---- Data to process

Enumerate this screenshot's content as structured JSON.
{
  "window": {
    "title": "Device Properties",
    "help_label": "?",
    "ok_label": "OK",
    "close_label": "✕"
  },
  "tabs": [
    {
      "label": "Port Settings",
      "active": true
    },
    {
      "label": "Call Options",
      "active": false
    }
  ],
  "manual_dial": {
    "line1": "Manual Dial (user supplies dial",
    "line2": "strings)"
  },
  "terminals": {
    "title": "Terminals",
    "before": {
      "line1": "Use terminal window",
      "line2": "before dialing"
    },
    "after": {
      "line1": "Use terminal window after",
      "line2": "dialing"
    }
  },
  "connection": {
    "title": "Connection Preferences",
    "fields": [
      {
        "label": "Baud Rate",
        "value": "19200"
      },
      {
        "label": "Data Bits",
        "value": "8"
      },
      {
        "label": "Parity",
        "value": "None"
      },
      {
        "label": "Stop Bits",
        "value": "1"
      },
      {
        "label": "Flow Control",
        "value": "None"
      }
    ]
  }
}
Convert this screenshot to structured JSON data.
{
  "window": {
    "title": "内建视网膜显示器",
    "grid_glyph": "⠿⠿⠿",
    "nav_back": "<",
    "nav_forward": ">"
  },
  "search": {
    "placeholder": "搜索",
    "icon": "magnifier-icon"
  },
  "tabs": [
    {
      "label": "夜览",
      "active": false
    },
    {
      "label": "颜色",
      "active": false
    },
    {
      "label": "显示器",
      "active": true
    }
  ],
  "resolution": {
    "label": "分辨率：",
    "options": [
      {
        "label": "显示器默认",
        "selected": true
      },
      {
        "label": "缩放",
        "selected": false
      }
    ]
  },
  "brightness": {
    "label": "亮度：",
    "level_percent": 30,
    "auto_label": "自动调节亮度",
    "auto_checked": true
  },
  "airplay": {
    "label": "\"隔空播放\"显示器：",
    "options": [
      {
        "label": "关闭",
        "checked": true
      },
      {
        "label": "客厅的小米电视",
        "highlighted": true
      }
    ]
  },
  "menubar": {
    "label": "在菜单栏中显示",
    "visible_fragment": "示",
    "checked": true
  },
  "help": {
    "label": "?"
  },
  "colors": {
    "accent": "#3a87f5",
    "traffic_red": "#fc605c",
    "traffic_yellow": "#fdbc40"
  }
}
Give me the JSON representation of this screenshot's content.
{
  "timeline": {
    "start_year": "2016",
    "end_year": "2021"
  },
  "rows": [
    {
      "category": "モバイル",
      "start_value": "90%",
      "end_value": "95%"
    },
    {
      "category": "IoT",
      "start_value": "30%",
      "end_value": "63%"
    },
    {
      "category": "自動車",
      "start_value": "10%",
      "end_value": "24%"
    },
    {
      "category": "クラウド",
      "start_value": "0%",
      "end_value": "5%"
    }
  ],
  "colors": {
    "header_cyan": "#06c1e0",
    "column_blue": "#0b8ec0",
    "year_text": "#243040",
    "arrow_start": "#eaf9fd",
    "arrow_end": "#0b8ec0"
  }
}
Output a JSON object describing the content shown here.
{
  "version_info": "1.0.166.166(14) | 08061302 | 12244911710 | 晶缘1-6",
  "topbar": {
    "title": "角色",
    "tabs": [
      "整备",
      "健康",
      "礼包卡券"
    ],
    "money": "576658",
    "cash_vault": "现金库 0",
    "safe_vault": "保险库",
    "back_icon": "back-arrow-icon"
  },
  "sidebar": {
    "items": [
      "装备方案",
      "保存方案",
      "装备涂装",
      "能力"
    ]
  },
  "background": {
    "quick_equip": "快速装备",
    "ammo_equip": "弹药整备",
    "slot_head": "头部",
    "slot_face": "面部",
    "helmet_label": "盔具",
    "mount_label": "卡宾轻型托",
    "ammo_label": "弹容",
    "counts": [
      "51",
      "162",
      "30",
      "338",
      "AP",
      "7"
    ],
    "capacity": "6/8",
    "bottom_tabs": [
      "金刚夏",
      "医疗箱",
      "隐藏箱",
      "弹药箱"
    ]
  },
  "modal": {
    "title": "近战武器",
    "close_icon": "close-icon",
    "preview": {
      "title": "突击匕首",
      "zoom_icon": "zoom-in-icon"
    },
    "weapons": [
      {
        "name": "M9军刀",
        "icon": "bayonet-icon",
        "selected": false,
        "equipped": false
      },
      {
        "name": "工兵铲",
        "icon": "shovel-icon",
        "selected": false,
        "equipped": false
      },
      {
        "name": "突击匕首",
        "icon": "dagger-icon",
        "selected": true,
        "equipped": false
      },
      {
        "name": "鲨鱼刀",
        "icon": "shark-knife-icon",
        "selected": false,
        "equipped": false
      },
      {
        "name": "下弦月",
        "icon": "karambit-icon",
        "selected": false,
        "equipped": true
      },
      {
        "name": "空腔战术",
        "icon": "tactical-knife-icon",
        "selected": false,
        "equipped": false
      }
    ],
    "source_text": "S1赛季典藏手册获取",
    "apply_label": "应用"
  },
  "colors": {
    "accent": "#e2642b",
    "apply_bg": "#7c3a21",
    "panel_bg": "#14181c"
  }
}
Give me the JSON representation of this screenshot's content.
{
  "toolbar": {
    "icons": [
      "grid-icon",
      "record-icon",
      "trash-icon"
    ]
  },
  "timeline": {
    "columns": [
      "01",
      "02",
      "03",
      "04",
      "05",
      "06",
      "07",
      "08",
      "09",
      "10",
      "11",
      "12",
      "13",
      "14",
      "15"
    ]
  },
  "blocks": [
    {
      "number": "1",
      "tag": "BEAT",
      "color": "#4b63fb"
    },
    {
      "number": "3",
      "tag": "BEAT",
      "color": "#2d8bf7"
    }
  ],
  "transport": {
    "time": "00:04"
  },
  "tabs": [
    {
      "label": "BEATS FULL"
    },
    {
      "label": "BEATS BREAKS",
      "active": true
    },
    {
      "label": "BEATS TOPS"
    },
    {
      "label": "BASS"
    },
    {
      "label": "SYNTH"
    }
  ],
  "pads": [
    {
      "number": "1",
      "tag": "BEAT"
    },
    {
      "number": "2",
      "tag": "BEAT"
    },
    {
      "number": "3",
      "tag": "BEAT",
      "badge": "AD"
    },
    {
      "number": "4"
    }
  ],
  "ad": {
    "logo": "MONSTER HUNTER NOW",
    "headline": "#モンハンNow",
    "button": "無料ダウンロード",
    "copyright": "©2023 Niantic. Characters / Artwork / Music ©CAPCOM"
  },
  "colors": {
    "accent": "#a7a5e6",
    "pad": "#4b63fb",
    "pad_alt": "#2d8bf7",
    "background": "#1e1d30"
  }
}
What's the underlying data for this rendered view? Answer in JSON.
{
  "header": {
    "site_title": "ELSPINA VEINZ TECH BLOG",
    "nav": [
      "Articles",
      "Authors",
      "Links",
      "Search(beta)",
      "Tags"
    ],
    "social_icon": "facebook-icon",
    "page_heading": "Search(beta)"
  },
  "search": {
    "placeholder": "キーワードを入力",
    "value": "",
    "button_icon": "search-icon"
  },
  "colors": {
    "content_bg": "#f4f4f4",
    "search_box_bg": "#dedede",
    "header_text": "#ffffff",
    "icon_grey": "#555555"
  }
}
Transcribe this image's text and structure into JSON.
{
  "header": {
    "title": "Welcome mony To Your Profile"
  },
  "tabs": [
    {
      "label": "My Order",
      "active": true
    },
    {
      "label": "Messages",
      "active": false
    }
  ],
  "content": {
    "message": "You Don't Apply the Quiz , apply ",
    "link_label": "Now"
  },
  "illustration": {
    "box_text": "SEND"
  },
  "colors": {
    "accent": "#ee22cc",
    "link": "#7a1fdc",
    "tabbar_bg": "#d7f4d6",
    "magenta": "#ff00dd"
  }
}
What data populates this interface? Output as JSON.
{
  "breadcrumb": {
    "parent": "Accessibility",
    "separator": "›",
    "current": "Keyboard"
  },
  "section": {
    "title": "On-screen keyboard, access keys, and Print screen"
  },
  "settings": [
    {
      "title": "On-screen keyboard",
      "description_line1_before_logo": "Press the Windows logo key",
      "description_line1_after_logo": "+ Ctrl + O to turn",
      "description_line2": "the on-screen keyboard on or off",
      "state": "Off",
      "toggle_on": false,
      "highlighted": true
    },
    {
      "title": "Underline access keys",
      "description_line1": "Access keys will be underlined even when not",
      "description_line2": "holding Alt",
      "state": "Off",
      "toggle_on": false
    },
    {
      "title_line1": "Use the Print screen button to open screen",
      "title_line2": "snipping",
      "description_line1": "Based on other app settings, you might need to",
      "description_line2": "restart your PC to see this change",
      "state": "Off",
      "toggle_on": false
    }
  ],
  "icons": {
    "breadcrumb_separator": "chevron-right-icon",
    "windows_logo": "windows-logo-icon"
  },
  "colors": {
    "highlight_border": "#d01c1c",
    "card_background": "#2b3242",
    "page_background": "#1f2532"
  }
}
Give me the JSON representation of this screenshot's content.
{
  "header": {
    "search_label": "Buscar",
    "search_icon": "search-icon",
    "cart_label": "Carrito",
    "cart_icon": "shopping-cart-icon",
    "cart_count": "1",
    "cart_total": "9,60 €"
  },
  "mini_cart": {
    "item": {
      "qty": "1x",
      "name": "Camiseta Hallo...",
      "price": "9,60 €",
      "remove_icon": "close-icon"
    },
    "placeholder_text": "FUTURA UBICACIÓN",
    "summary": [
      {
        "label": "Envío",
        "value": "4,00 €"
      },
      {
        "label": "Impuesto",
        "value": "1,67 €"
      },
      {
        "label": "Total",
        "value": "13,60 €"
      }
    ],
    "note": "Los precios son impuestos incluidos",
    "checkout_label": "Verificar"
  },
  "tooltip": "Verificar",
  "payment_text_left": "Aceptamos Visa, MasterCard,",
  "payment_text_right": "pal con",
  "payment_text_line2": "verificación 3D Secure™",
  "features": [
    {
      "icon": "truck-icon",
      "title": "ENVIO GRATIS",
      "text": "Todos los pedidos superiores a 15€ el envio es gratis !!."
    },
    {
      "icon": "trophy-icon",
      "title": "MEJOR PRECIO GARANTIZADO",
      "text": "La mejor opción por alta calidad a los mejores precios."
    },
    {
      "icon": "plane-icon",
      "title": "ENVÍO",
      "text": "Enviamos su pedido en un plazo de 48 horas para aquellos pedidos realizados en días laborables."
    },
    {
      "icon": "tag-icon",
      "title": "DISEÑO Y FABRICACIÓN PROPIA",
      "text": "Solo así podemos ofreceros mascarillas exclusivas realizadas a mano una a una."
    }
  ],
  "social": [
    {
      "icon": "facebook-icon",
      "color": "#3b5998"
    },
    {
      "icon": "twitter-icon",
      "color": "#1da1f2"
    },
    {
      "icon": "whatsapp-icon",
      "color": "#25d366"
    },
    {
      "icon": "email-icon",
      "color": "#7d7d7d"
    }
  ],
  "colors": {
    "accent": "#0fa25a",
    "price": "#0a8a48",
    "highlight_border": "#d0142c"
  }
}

--------

**The exercise:** Look through the entries above for the word "precios". Copy every line where it shows up.

**Task response:**
    "note": "Los precios son impuestos incluidos",
      "text": "La mejor opción por alta calidad a los mejores precios."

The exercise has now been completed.